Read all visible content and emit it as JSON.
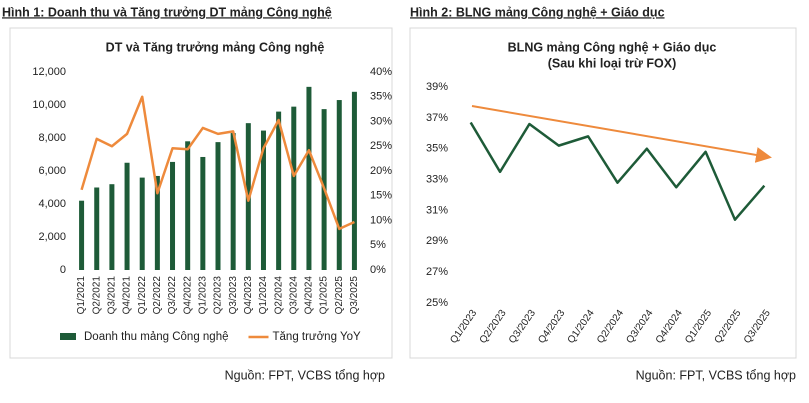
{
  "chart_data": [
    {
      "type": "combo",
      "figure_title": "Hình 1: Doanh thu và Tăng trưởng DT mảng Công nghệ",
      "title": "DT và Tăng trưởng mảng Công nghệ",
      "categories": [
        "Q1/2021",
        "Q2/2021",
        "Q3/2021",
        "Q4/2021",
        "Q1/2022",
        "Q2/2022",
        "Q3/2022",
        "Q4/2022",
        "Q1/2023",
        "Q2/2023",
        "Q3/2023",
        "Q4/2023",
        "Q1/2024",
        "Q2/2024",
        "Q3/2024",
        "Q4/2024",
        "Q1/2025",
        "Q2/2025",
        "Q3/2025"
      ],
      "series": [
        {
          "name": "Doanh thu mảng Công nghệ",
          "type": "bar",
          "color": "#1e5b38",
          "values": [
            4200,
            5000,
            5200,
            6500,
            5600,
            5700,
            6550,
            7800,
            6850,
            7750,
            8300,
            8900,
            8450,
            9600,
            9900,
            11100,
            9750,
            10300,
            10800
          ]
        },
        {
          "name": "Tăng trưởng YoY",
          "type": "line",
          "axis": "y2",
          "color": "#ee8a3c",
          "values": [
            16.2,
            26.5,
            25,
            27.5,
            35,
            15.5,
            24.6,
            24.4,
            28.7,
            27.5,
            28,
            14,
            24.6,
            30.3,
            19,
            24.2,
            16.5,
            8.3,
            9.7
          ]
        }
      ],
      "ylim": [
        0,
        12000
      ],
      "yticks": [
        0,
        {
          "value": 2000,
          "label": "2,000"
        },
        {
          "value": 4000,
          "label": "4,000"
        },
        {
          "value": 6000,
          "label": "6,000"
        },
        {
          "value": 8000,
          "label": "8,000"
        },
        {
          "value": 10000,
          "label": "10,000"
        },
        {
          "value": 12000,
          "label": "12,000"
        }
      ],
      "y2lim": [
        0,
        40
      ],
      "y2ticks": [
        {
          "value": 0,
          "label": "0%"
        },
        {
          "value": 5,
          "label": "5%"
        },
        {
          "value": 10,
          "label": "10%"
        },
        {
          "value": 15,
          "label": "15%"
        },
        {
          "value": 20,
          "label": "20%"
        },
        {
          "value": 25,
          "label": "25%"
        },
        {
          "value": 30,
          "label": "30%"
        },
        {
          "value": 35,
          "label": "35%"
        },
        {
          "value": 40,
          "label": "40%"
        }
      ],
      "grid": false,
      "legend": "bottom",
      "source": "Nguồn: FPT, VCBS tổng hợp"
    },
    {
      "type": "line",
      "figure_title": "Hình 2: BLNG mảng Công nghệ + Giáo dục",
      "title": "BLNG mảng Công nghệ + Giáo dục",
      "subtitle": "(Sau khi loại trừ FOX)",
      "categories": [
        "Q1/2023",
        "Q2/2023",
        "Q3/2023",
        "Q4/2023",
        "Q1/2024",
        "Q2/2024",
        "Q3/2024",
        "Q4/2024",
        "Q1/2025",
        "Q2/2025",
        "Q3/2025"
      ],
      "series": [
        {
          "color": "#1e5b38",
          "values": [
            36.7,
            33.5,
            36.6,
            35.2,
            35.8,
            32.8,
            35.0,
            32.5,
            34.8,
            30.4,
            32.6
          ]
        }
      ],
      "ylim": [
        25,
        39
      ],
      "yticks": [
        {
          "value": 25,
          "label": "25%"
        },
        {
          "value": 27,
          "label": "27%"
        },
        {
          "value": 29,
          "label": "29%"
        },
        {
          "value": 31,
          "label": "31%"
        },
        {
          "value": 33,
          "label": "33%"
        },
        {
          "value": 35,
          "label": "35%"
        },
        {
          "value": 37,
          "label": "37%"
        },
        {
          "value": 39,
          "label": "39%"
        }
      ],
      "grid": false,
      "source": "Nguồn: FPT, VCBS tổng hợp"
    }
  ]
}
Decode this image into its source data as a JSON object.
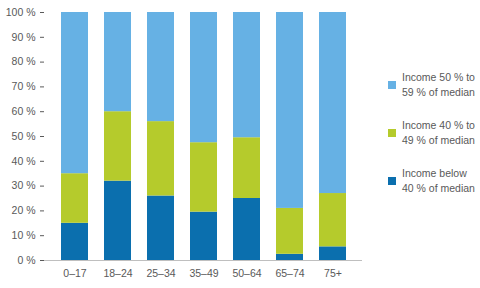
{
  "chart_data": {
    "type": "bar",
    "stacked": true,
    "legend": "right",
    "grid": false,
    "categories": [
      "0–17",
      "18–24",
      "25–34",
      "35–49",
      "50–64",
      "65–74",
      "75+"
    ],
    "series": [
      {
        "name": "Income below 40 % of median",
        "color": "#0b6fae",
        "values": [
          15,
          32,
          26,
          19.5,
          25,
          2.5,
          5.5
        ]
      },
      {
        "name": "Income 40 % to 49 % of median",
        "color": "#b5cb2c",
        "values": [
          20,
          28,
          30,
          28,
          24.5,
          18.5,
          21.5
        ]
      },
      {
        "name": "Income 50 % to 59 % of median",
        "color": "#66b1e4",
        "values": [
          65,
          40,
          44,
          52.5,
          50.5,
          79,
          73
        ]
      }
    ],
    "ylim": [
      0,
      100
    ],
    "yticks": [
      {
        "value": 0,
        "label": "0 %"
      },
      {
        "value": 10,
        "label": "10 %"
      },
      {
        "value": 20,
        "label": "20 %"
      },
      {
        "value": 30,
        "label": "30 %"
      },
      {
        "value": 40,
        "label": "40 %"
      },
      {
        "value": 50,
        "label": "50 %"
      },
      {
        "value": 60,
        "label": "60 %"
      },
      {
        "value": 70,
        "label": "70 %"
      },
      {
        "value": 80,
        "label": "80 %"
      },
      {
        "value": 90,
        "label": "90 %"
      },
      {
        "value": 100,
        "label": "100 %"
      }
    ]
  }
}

++++++++++

Write the listing out a second time exactly, dropping all images.

In response ->
Read all visible content and emit it as JSON.
{
  "chart_data": [
    {
      "type": "combo",
      "figure_title": "Hình 1: Doanh thu và Tăng trưởng DT mảng Công nghệ",
      "title": "DT và Tăng trưởng mảng Công nghệ",
      "categories": [
        "Q1/2021",
        "Q2/2021",
        "Q3/2021",
        "Q4/2021",
        "Q1/2022",
        "Q2/2022",
        "Q3/2022",
        "Q4/2022",
        "Q1/2023",
        "Q2/2023",
        "Q3/2023",
        "Q4/2023",
        "Q1/2024",
        "Q2/2024",
        "Q3/2024",
        "Q4/2024",
        "Q1/2025",
        "Q2/2025",
        "Q3/2025"
      ],
      "series": [
        {
          "name": "Doanh thu mảng Công nghệ",
          "type": "bar",
          "color": "#1e5b38",
          "values": [
            4200,
            5000,
            5200,
            6500,
            5600,
            5700,
            6550,
            7800,
            6850,
            7750,
            8300,
            8900,
            8450,
            9600,
            9900,
            11100,
            9750,
            10300,
            10800
          ]
        },
        {
          "name": "Tăng trưởng YoY",
          "type": "line",
          "axis": "y2",
          "color": "#ee8a3c",
          "values": [
            16.2,
            26.5,
            25,
            27.5,
            35,
            15.5,
            24.6,
            24.4,
            28.7,
            27.5,
            28,
            14,
            24.6,
            30.3,
            19,
            24.2,
            16.5,
            8.3,
            9.7
          ]
        }
      ],
      "ylim": [
        0,
        12000
      ],
      "yticks": [
        0,
        {
          "value": 2000,
          "label": "2,000"
        },
        {
          "value": 4000,
          "label": "4,000"
        },
        {
          "value": 6000,
          "label": "6,000"
        },
        {
          "value": 8000,
          "label": "8,000"
        },
        {
          "value": 10000,
          "label": "10,000"
        },
        {
          "value": 12000,
          "label": "12,000"
        }
      ],
      "y2lim": [
        0,
        40
      ],
      "y2ticks": [
        {
          "value": 0,
          "label": "0%"
        },
        {
          "value": 5,
          "label": "5%"
        },
        {
          "value": 10,
          "label": "10%"
        },
        {
          "value": 15,
          "label": "15%"
        },
        {
          "value": 20,
          "label": "20%"
        },
        {
          "value": 25,
          "label": "25%"
        },
        {
          "value": 30,
          "label": "30%"
        },
        {
          "value": 35,
          "label": "35%"
        },
        {
          "value": 40,
          "label": "40%"
        }
      ],
      "grid": false,
      "legend": "bottom",
      "source": "Nguồn: FPT, VCBS tổng hợp"
    },
    {
      "type": "line",
      "figure_title": "Hình 2: BLNG mảng Công nghệ + Giáo dục",
      "title": "BLNG mảng Công nghệ + Giáo dục",
      "subtitle": "(Sau khi loại trừ FOX)",
      "categories": [
        "Q1/2023",
        "Q2/2023",
        "Q3/2023",
        "Q4/2023",
        "Q1/2024",
        "Q2/2024",
        "Q3/2024",
        "Q4/2024",
        "Q1/2025",
        "Q2/2025",
        "Q3/2025"
      ],
      "series": [
        {
          "color": "#1e5b38",
          "values": [
            36.7,
            33.5,
            36.6,
            35.2,
            35.8,
            32.8,
            35.0,
            32.5,
            34.8,
            30.4,
            32.6
          ]
        }
      ],
      "ylim": [
        25,
        39
      ],
      "yticks": [
        {
          "value": 25,
          "label": "25%"
        },
        {
          "value": 27,
          "label": "27%"
        },
        {
          "value": 29,
          "label": "29%"
        },
        {
          "value": 31,
          "label": "31%"
        },
        {
          "value": 33,
          "label": "33%"
        },
        {
          "value": 35,
          "label": "35%"
        },
        {
          "value": 37,
          "label": "37%"
        },
        {
          "value": 39,
          "label": "39%"
        }
      ],
      "grid": false,
      "source": "Nguồn: FPT, VCBS tổng hợp"
    }
  ]
}
Decode this image into its source data as a JSON object.
{
  "chart_data": {
    "type": "bar",
    "stacked": true,
    "legend": "right",
    "grid": false,
    "categories": [
      "0–17",
      "18–24",
      "25–34",
      "35–49",
      "50–64",
      "65–74",
      "75+"
    ],
    "series": [
      {
        "name": "Income below 40 % of median",
        "color": "#0b6fae",
        "values": [
          15,
          32,
          26,
          19.5,
          25,
          2.5,
          5.5
        ]
      },
      {
        "name": "Income 40 % to 49 % of median",
        "color": "#b5cb2c",
        "values": [
          20,
          28,
          30,
          28,
          24.5,
          18.5,
          21.5
        ]
      },
      {
        "name": "Income 50 % to 59 % of median",
        "color": "#66b1e4",
        "values": [
          65,
          40,
          44,
          52.5,
          50.5,
          79,
          73
        ]
      }
    ],
    "ylim": [
      0,
      100
    ],
    "yticks": [
      {
        "value": 0,
        "label": "0 %"
      },
      {
        "value": 10,
        "label": "10 %"
      },
      {
        "value": 20,
        "label": "20 %"
      },
      {
        "value": 30,
        "label": "30 %"
      },
      {
        "value": 40,
        "label": "40 %"
      },
      {
        "value": 50,
        "label": "50 %"
      },
      {
        "value": 60,
        "label": "60 %"
      },
      {
        "value": 70,
        "label": "70 %"
      },
      {
        "value": 80,
        "label": "80 %"
      },
      {
        "value": 90,
        "label": "90 %"
      },
      {
        "value": 100,
        "label": "100 %"
      }
    ]
  }
}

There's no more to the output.